Request: Drop the pictures, then extract the listing word for word.

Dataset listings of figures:
[BEGIN]

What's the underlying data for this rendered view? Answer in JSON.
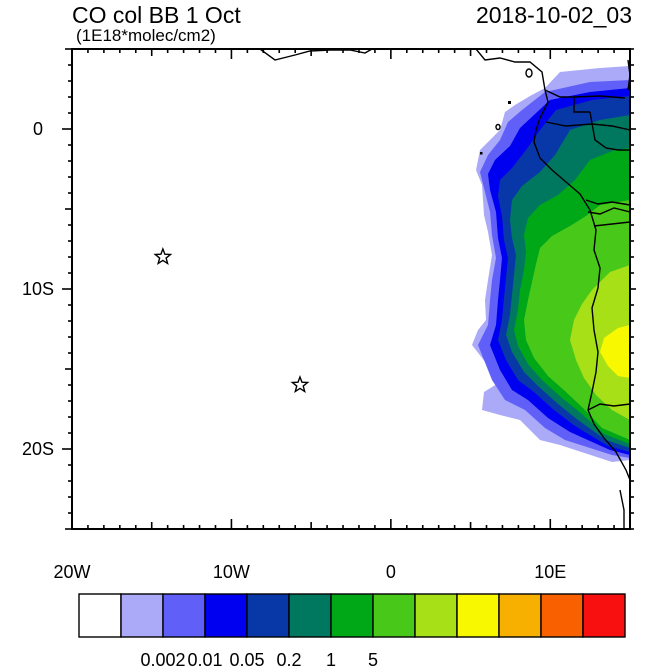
{
  "header": {
    "title": "CO col BB 1 Oct",
    "units": "(1E18*molec/cm2)",
    "datetime": "2018-10-02_03"
  },
  "map": {
    "lon_range": [
      -20,
      15
    ],
    "lat_range": [
      -25,
      5
    ],
    "x_ticks": [
      {
        "value": -20,
        "label": "20W"
      },
      {
        "value": -10,
        "label": "10W"
      },
      {
        "value": 0,
        "label": "0"
      },
      {
        "value": 10,
        "label": "10E"
      }
    ],
    "y_ticks": [
      {
        "value": 0,
        "label": "0"
      },
      {
        "value": -10,
        "label": "10S"
      },
      {
        "value": -20,
        "label": "20S"
      }
    ],
    "markers": [
      {
        "name": "star",
        "lon": -14.3,
        "lat": -8.0
      },
      {
        "name": "star",
        "lon": -5.7,
        "lat": -16.0
      }
    ]
  },
  "colorbar": {
    "colors": [
      "#ffffff",
      "#aaaaf8",
      "#6060f8",
      "#0000f0",
      "#0838a8",
      "#007860",
      "#00a818",
      "#48c818",
      "#a8e018",
      "#f8f800",
      "#f8b000",
      "#f86000",
      "#f81010"
    ],
    "labels": [
      {
        "after_box": 2,
        "text": "0.002"
      },
      {
        "after_box": 3,
        "text": "0.01"
      },
      {
        "after_box": 4,
        "text": "0.05"
      },
      {
        "after_box": 5,
        "text": "0.2"
      },
      {
        "after_box": 6,
        "text": "1"
      },
      {
        "after_box": 7,
        "text": "5"
      }
    ]
  }
}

[END]

The output:
What's the underlying data for this rendered view? Answer in JSON.
{
  "header": {
    "title": "CO col BB 1 Oct",
    "units": "(1E18*molec/cm2)",
    "datetime": "2018-10-02_03"
  },
  "map": {
    "lon_range": [
      -20,
      15
    ],
    "lat_range": [
      -25,
      5
    ],
    "x_ticks": [
      {
        "value": -20,
        "label": "20W"
      },
      {
        "value": -10,
        "label": "10W"
      },
      {
        "value": 0,
        "label": "0"
      },
      {
        "value": 10,
        "label": "10E"
      }
    ],
    "y_ticks": [
      {
        "value": 0,
        "label": "0"
      },
      {
        "value": -10,
        "label": "10S"
      },
      {
        "value": -20,
        "label": "20S"
      }
    ],
    "markers": [
      {
        "name": "star",
        "lon": -14.3,
        "lat": -8.0
      },
      {
        "name": "star",
        "lon": -5.7,
        "lat": -16.0
      }
    ]
  },
  "colorbar": {
    "colors": [
      "#ffffff",
      "#aaaaf8",
      "#6060f8",
      "#0000f0",
      "#0838a8",
      "#007860",
      "#00a818",
      "#48c818",
      "#a8e018",
      "#f8f800",
      "#f8b000",
      "#f86000",
      "#f81010"
    ],
    "labels": [
      {
        "after_box": 2,
        "text": "0.002"
      },
      {
        "after_box": 3,
        "text": "0.01"
      },
      {
        "after_box": 4,
        "text": "0.05"
      },
      {
        "after_box": 5,
        "text": "0.2"
      },
      {
        "after_box": 6,
        "text": "1"
      },
      {
        "after_box": 7,
        "text": "5"
      }
    ]
  }
}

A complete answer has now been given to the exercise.